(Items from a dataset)
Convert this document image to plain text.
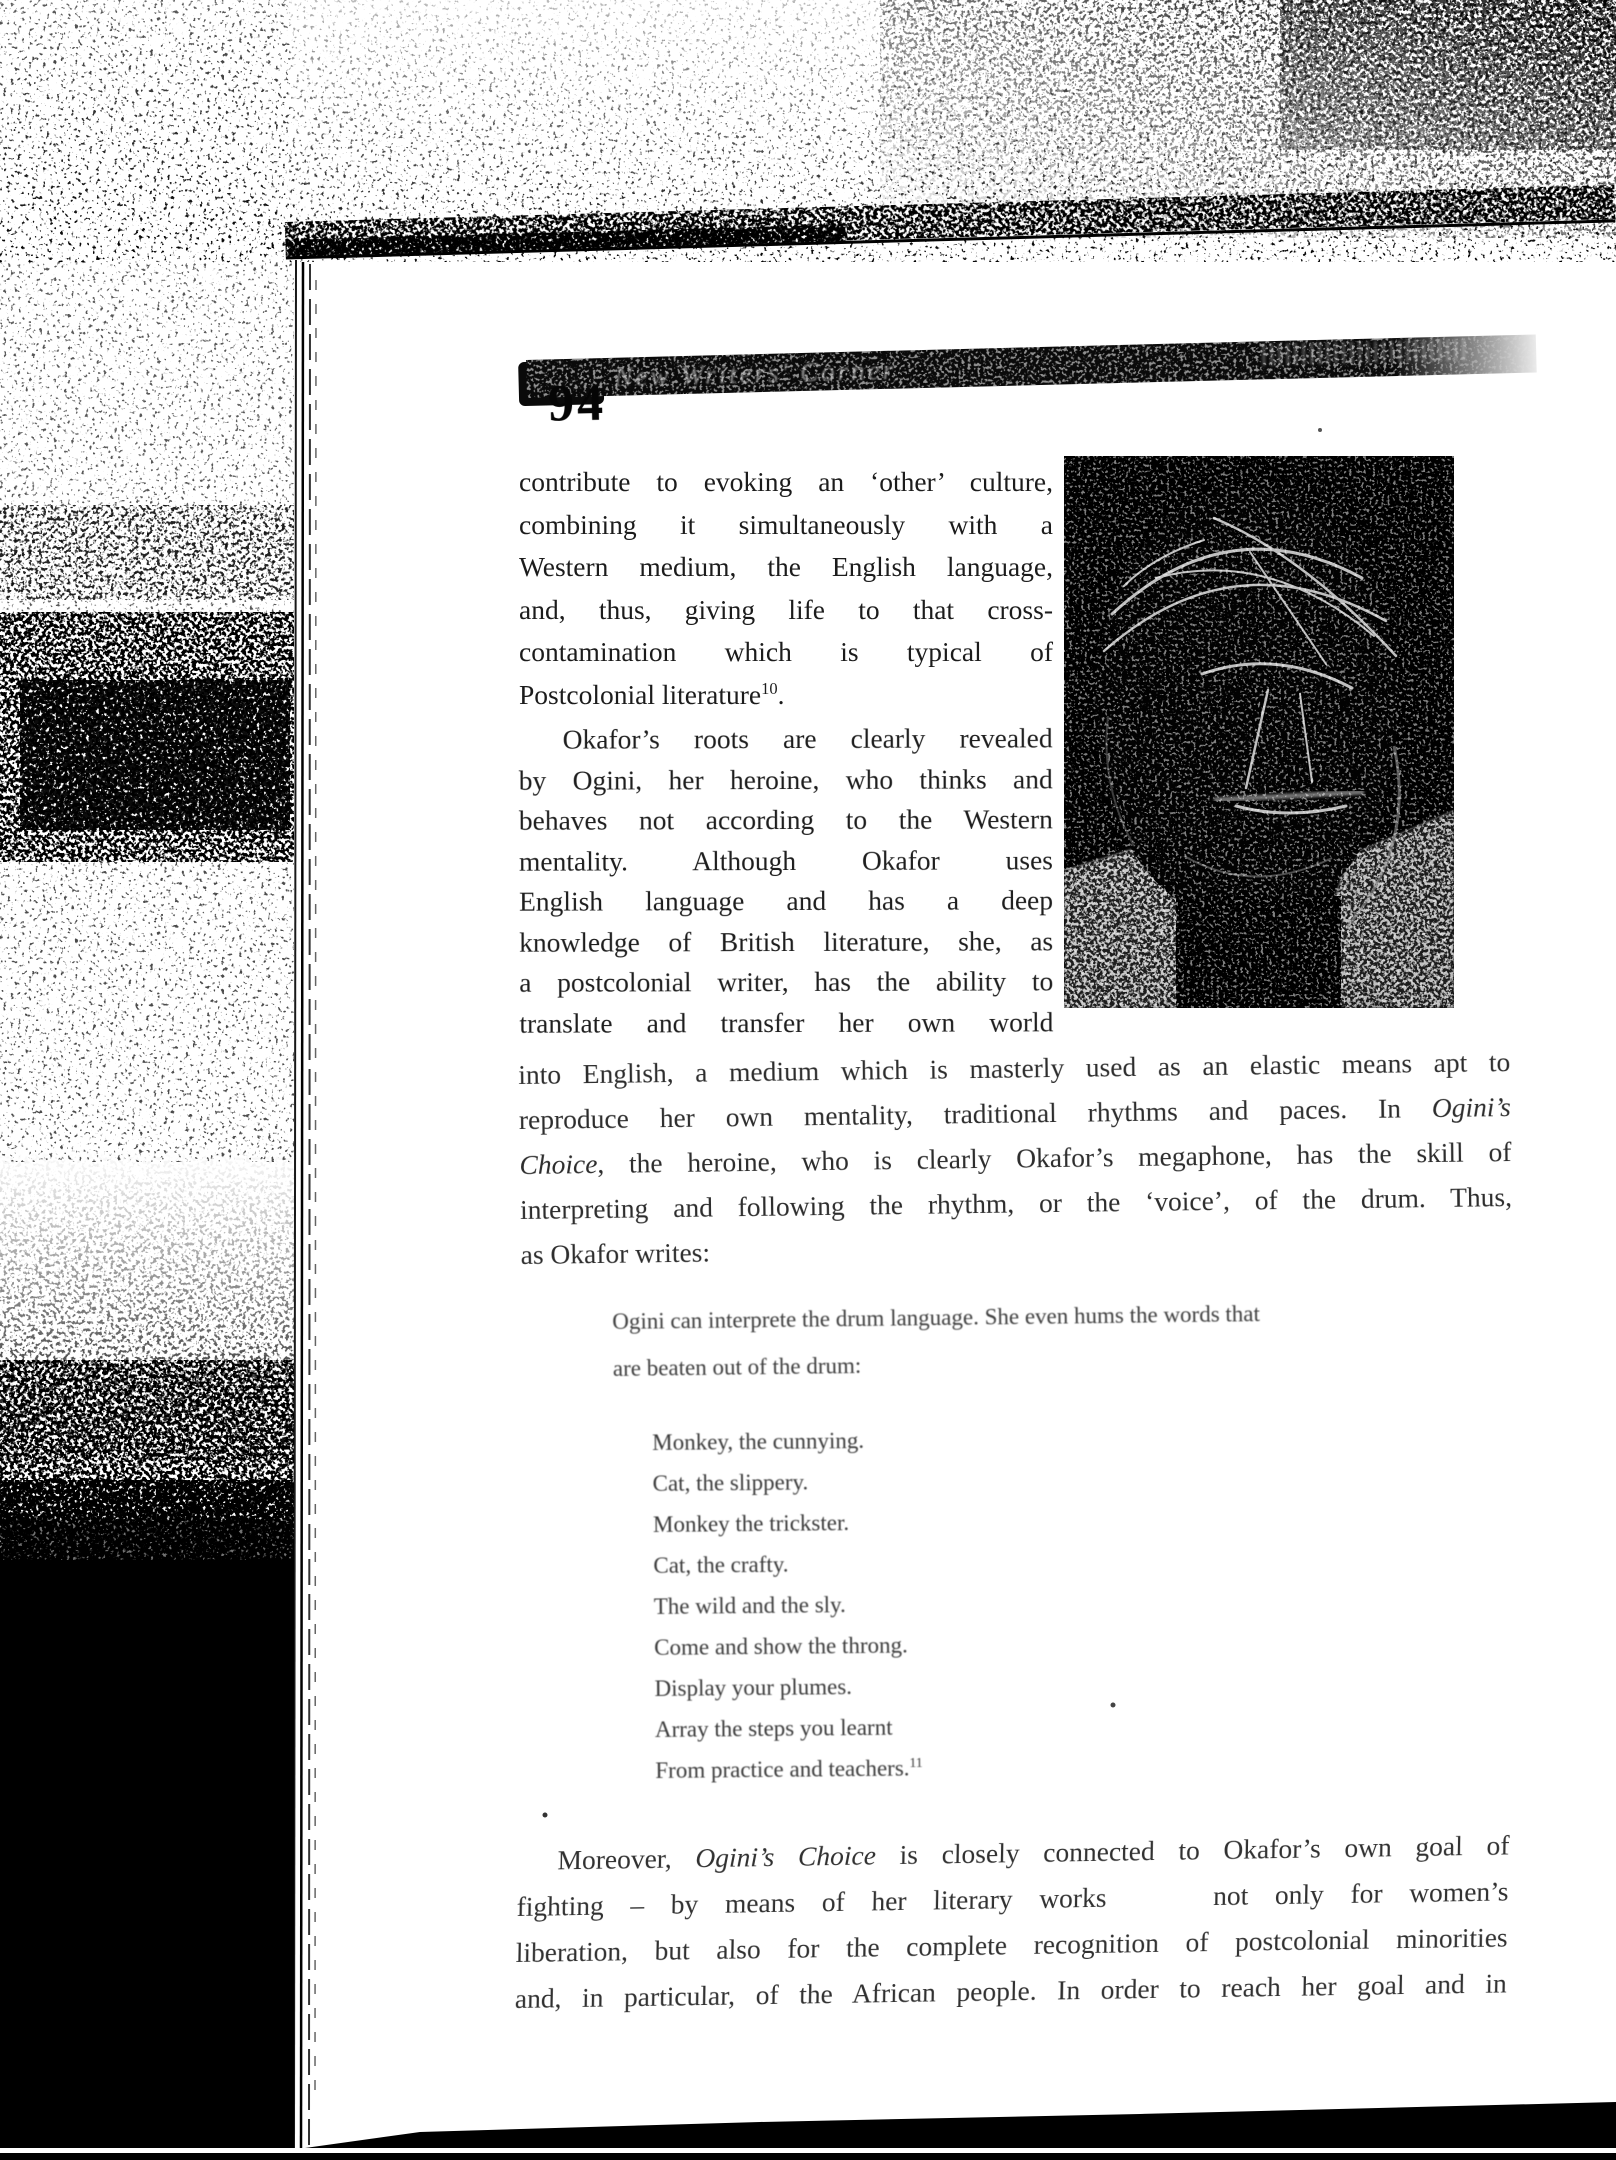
94
New Writers' Corner
contribute to evoking an ‘other’ culture,
combining it simultaneously with a
Western medium, the English language,
and, thus, giving life to that cross-
contamination which is typical of
Postcolonial literature$^{10}$.
Okafor’s roots are clearly revealed
by Ogini, her heroine, who thinks and
behaves not according to the Western
mentality. Although Okafor uses
English language and has a deep
knowledge of British literature, she, as
a postcolonial writer, has the ability to
translate and transfer her own world
into English, a medium which is masterly used as an elastic means apt to
reproduce her own mentality, traditional rhythms and paces. In Ogini’s
Choice, the heroine, who is clearly Okafor’s megaphone, has the skill of
interpreting and following the rhythm, or the ‘voice’, of the drum. Thus,
as Okafor writes:
Ogini can interprete the drum language. She even hums the words that
are beaten out of the drum:
Monkey, the cunnying.
Cat, the slippery.
Monkey the trickster.
Cat, the crafty.
The wild and the sly.
Come and show the throng.
Display your plumes.
Array the steps you learnt
From practice and teachers.$^{11}$
Moreover, Ogini’s Choice is closely connected to Okafor’s own goal of
fighting – by means of her literary works    not only for women’s
liberation, but also for the complete recognition of postcolonial minorities
and, in particular, of the African people. In order to reach her goal and in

## [Objective]
Replicate the material above verbatim; images stay out of the copy.

## [Correct response]
Convert this document image to plain text.
94
New Writers' Corner
contribute to evoking an ‘other’ culture,
combining it simultaneously with a
Western medium, the English language,
and, thus, giving life to that cross-
contamination which is typical of
Postcolonial literature$^{10}$.
Okafor’s roots are clearly revealed
by Ogini, her heroine, who thinks and
behaves not according to the Western
mentality. Although Okafor uses
English language and has a deep
knowledge of British literature, she, as
a postcolonial writer, has the ability to
translate and transfer her own world
into English, a medium which is masterly used as an elastic means apt to
reproduce her own mentality, traditional rhythms and paces. In Ogini’s
Choice, the heroine, who is clearly Okafor’s megaphone, has the skill of
interpreting and following the rhythm, or the ‘voice’, of the drum. Thus,
as Okafor writes:
Ogini can interprete the drum language. She even hums the words that
are beaten out of the drum:
Monkey, the cunnying.
Cat, the slippery.
Monkey the trickster.
Cat, the crafty.
The wild and the sly.
Come and show the throng.
Display your plumes.
Array the steps you learnt
From practice and teachers.$^{11}$
Moreover, Ogini’s Choice is closely connected to Okafor’s own goal of
fighting – by means of her literary works    not only for women’s
liberation, but also for the complete recognition of postcolonial minorities
and, in particular, of the African people. In order to reach her goal and in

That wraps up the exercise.